Easternmost Tian Shan, which comprises Barkol Tagh, Karlik Tagh, and several lower parallel mountains to the north, lies between the Junggar Basin to the north and the Turfan-Hami Basin to the south (Figure 1b). Barkol Tagh and Karlik Tagh span approximately 400 km in length and 50 km in width, appearing as an elongated, transverse “S” shape in plain view (Figure 1b). The highest relief in easternmost Tian Shan reaches 4928 m at Karlik Tagh. In contrast, to the east, the range eventually dies out into a relatively flat area and terminates in western China near the Gobi Desert (Figure 2).

> Supplied information:
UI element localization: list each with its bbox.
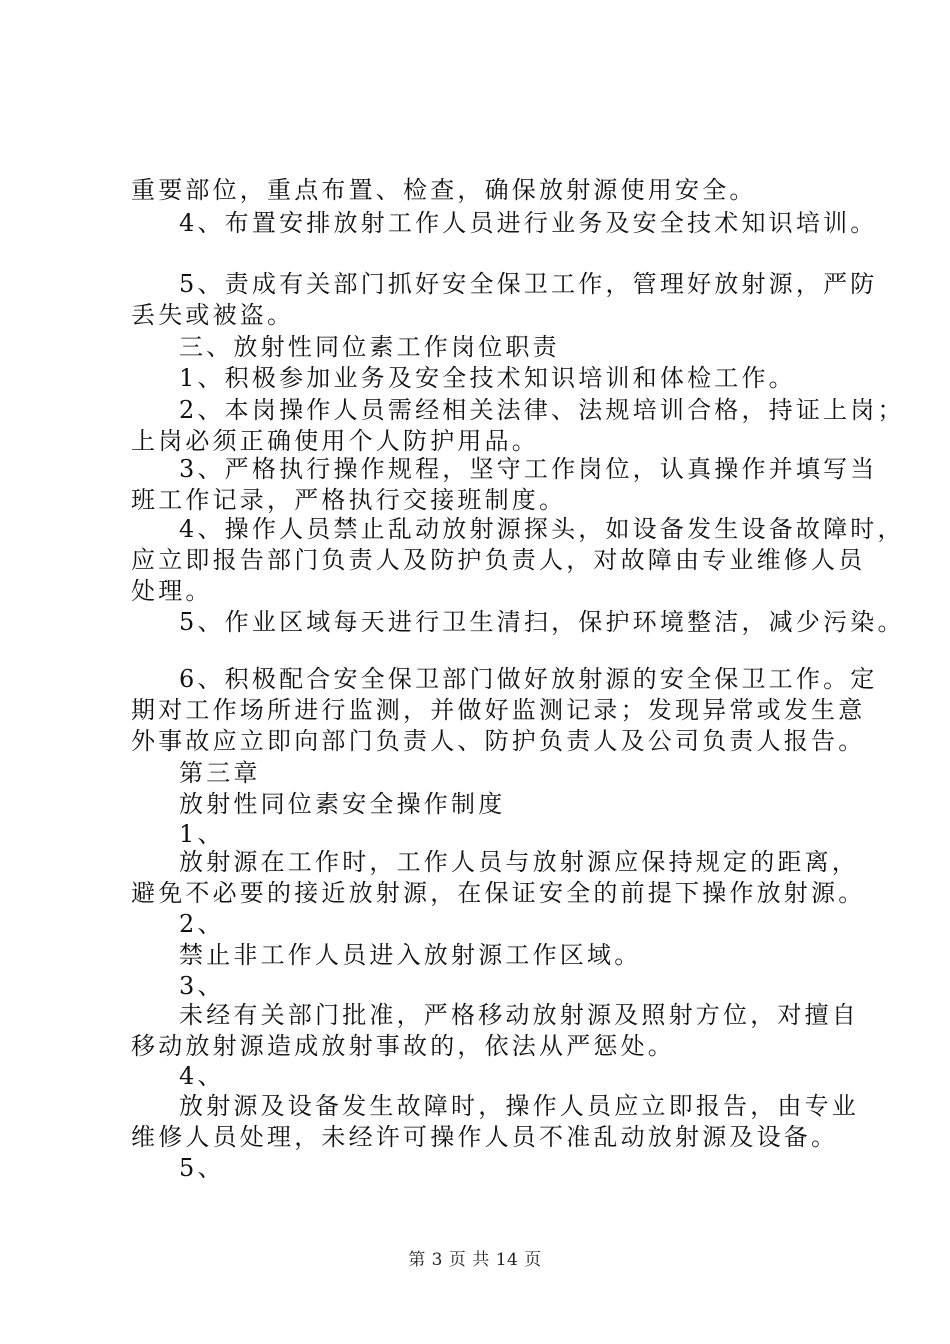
body-line: 移动放射源造成放射事故的，依法从严惩处。 [131,1032,675,1060]
body-line: 处理。 [131,577,213,605]
body-line: 4、操作人员禁止乱动放射源探头，如设备发生设备故障时， [179,515,905,543]
chapter-heading: 第三章 [179,759,261,787]
body-line: 禁止非工作人员进入放射源工作区域。 [179,941,642,969]
body-line: 放射源及设备发生故障时，操作人员应立即报告，由专业 [179,1092,859,1120]
section-heading: 三、放射性同位素工作岗位职责 [179,333,560,361]
item-number: 5、 [179,1154,225,1182]
body-line: 2、本岗操作人员需经相关法律、法规培训合格，持证上岗； [179,396,905,424]
body-line: 未经有关部门批准，严格移动放射源及照射方位，对擅自 [179,1001,859,1029]
chapter-title: 放射性同位素安全操作制度 [179,790,506,818]
body-line: 外事故应立即向部门负责人、防护负责人及公司负责人报告。 [131,727,866,755]
body-line: 4、布置安排放射工作人员进行业务及安全技术知识培训。 [179,209,878,237]
body-line: 3、严格执行操作规程，坚守工作岗位，认真操作并填写当 [179,455,878,483]
body-line: 1、积极参加业务及安全技术知识培训和体检工作。 [179,364,796,392]
body-line: 维修人员处理，未经许可操作人员不准乱动放射源及设备。 [131,1123,839,1151]
body-line: 丢失或被盗。 [131,301,295,329]
item-number: 1、 [179,820,225,848]
body-line: 上岗必须正确使用个人防护用品。 [131,427,539,455]
body-line: 期对工作场所进行监测，并做好监测记录；发现异常或发生意 [131,696,866,724]
body-line: 避免不必要的接近放射源，在保证安全的前提下操作放射源。 [131,879,866,907]
item-number: 3、 [179,972,225,1000]
body-line: 5、责成有关部门抓好安全保卫工作，管理好放射源，严防 [179,270,878,298]
body-line: 重要部位，重点布置、检查，确保放射源使用安全。 [131,176,757,204]
item-number: 2、 [179,910,225,938]
page-number-footer: 第 3 页 共 14 页 [408,1250,542,1270]
body-line: 应立即报告部门负责人及防护负责人，对故障由专业维修人员 [131,546,866,574]
item-number: 4、 [179,1062,225,1090]
body-line: 5、作业区域每天进行卫生清扫，保护环境整洁，减少污染。 [179,608,905,636]
body-line: 班工作记录，严格执行交接班制度。 [131,486,567,514]
body-line: 6、积极配合安全保卫部门做好放射源的安全保卫工作。定 [179,665,878,693]
body-line: 放射源在工作时，工作人员与放射源应保持规定的距离， [179,848,859,876]
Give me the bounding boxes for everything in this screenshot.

> Short exercise 1: What is the exact wording in the passage on the easternmost Tian Shan, starting with the words "Easternmost Tian Shan, which" and ending with "Desert (Figure 2)."?
> Short exercise 2: Can you express the part of the records that opens with the line containing "body-line: 移动放射源造成放射事故的，依法从严惩处。 [131,1032,675,1060]" and closes with the line containing "section-heading: 三、放射性同位素工作岗位职责 [179,333,560,361]" as a JSON list of strings, with one string per line, both of those lines included and blank lines left out?

> Exercise solution 1:
Easternmost Tian Shan, which comprises Barkol Tagh, Karlik Tagh, and several lower parallel mountains to the north, lies between the Junggar Basin to the north and the Turfan-Hami Basin to the south (Figure 1b). Barkol Tagh and Karlik Tagh span approximately 400 km in length and 50 km in width, appearing as an elongated, transverse “S” shape in plain view (Figure 1b). The highest relief in easternmost Tian Shan reaches 4928 m at Karlik Tagh. In contrast, to the east, the range eventually dies out into a relatively flat area and terminates in western China near the Gobi Desert (Figure 2).

> Exercise solution 2:
[
  "body-line: 移动放射源造成放射事故的，依法从严惩处。 [131,1032,675,1060]",
  "body-line: 处理。 [131,577,213,605]",
  "body-line: 4、操作人员禁止乱动放射源探头，如设备发生设备故障时， [179,515,905,543]",
  "chapter-heading: 第三章 [179,759,261,787]",
  "body-line: 禁止非工作人员进入放射源工作区域。 [179,941,642,969]",
  "body-line: 放射源及设备发生故障时，操作人员应立即报告，由专业 [179,1092,859,1120]",
  "section-heading: 三、放射性同位素工作岗位职责 [179,333,560,361]"
]